[Problem statement] From the first line to the last, please write out the data exactly.

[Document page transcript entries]
============

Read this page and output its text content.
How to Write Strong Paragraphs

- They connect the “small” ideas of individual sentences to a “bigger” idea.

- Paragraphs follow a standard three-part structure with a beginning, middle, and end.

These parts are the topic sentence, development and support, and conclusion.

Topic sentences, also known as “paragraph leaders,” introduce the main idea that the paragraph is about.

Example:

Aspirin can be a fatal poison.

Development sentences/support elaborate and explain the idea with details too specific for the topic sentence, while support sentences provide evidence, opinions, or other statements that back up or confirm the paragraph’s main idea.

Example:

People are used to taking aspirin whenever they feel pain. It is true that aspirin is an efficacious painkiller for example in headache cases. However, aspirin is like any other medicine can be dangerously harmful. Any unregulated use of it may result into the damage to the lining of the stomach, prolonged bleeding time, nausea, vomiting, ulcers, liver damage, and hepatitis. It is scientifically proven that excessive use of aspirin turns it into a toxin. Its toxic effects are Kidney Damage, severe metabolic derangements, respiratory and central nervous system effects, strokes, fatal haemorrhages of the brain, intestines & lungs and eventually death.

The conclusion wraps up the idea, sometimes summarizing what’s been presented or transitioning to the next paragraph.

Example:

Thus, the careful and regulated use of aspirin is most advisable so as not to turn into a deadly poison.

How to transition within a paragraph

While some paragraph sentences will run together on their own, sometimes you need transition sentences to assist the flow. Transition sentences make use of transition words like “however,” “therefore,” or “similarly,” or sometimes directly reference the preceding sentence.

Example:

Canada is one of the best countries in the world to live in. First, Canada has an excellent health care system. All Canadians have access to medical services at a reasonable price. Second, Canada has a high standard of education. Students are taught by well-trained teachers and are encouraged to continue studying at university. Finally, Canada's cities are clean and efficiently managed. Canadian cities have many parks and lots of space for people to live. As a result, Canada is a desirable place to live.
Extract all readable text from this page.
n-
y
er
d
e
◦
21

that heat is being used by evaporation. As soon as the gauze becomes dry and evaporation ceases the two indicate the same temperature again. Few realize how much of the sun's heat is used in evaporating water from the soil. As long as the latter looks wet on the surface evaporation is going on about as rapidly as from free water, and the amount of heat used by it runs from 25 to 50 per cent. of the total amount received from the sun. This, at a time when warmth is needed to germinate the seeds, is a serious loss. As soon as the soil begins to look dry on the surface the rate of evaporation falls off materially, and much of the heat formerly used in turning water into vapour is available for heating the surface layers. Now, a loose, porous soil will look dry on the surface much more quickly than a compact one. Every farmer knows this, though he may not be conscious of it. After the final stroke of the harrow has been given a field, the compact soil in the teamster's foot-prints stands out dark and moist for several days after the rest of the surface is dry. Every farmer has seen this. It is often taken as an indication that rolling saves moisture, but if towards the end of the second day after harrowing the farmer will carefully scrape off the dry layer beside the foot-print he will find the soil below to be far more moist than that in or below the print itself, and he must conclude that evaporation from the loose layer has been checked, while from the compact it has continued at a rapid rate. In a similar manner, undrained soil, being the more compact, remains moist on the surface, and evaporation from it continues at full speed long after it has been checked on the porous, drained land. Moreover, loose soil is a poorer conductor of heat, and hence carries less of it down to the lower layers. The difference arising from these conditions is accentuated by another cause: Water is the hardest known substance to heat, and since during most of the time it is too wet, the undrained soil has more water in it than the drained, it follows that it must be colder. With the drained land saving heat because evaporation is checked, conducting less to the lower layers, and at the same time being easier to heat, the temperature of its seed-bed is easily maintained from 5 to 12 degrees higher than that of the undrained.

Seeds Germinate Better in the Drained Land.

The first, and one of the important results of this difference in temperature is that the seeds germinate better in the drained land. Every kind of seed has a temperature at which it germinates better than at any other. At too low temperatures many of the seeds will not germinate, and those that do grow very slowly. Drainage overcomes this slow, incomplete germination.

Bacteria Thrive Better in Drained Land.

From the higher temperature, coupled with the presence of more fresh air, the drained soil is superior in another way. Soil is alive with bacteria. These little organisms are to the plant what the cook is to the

============

[Answer to the problem]
Read this page and output its text content.
How to Write Strong Paragraphs

- They connect the “small” ideas of individual sentences to a “bigger” idea.

- Paragraphs follow a standard three-part structure with a beginning, middle, and end.

These parts are the topic sentence, development and support, and conclusion.

Topic sentences, also known as “paragraph leaders,” introduce the main idea that the paragraph is about.

Example:

Aspirin can be a fatal poison.

Development sentences/support elaborate and explain the idea with details too specific for the topic sentence, while support sentences provide evidence, opinions, or other statements that back up or confirm the paragraph’s main idea.

Example:

People are used to taking aspirin whenever they feel pain. It is true that aspirin is an efficacious painkiller for example in headache cases. However, aspirin is like any other medicine can be dangerously harmful. Any unregulated use of it may result into the damage to the lining of the stomach, prolonged bleeding time, nausea, vomiting, ulcers, liver damage, and hepatitis. It is scientifically proven that excessive use of aspirin turns it into a toxin. Its toxic effects are Kidney Damage, severe metabolic derangements, respiratory and central nervous system effects, strokes, fatal haemorrhages of the brain, intestines & lungs and eventually death.

The conclusion wraps up the idea, sometimes summarizing what’s been presented or transitioning to the next paragraph.

Example:

Thus, the careful and regulated use of aspirin is most advisable so as not to turn into a deadly poison.

How to transition within a paragraph

While some paragraph sentences will run together on their own, sometimes you need transition sentences to assist the flow. Transition sentences make use of transition words like “however,” “therefore,” or “similarly,” or sometimes directly reference the preceding sentence.

Example:

Canada is one of the best countries in the world to live in. First, Canada has an excellent health care system. All Canadians have access to medical services at a reasonable price. Second, Canada has a high standard of education. Students are taught by well-trained teachers and are encouraged to continue studying at university. Finally, Canada's cities are clean and efficiently managed. Canadian cities have many parks and lots of space for people to live. As a result, Canada is a desirable place to live.
Extract all readable text from this page.
n-
y
er
d
e
◦
21

that heat is being used by evaporation. As soon as the gauze becomes dry and evaporation ceases the two indicate the same temperature again. Few realize how much of the sun's heat is used in evaporating water from the soil. As long as the latter looks wet on the surface evaporation is going on about as rapidly as from free water, and the amount of heat used by it runs from 25 to 50 per cent. of the total amount received from the sun. This, at a time when warmth is needed to germinate the seeds, is a serious loss. As soon as the soil begins to look dry on the surface the rate of evaporation falls off materially, and much of the heat formerly used in turning water into vapour is available for heating the surface layers. Now, a loose, porous soil will look dry on the surface much more quickly than a compact one. Every farmer knows this, though he may not be conscious of it. After the final stroke of the harrow has been given a field, the compact soil in the teamster's foot-prints stands out dark and moist for several days after the rest of the surface is dry. Every farmer has seen this. It is often taken as an indication that rolling saves moisture, but if towards the end of the second day after harrowing the farmer will carefully scrape off the dry layer beside the foot-print he will find the soil below to be far more moist than that in or below the print itself, and he must conclude that evaporation from the loose layer has been checked, while from the compact it has continued at a rapid rate. In a similar manner, undrained soil, being the more compact, remains moist on the surface, and evaporation from it continues at full speed long after it has been checked on the porous, drained land. Moreover, loose soil is a poorer conductor of heat, and hence carries less of it down to the lower layers. The difference arising from these conditions is accentuated by another cause: Water is the hardest known substance to heat, and since during most of the time it is too wet, the undrained soil has more water in it than the drained, it follows that it must be colder. With the drained land saving heat because evaporation is checked, conducting less to the lower layers, and at the same time being easier to heat, the temperature of its seed-bed is easily maintained from 5 to 12 degrees higher than that of the undrained.

Seeds Germinate Better in the Drained Land.

The first, and one of the important results of this difference in temperature is that the seeds germinate better in the drained land. Every kind of seed has a temperature at which it germinates better than at any other. At too low temperatures many of the seeds will not germinate, and those that do grow very slowly. Drainage overcomes this slow, incomplete germination.

Bacteria Thrive Better in Drained Land.

From the higher temperature, coupled with the presence of more fresh air, the drained soil is superior in another way. Soil is alive with bacteria. These little organisms are to the plant what the cook is to the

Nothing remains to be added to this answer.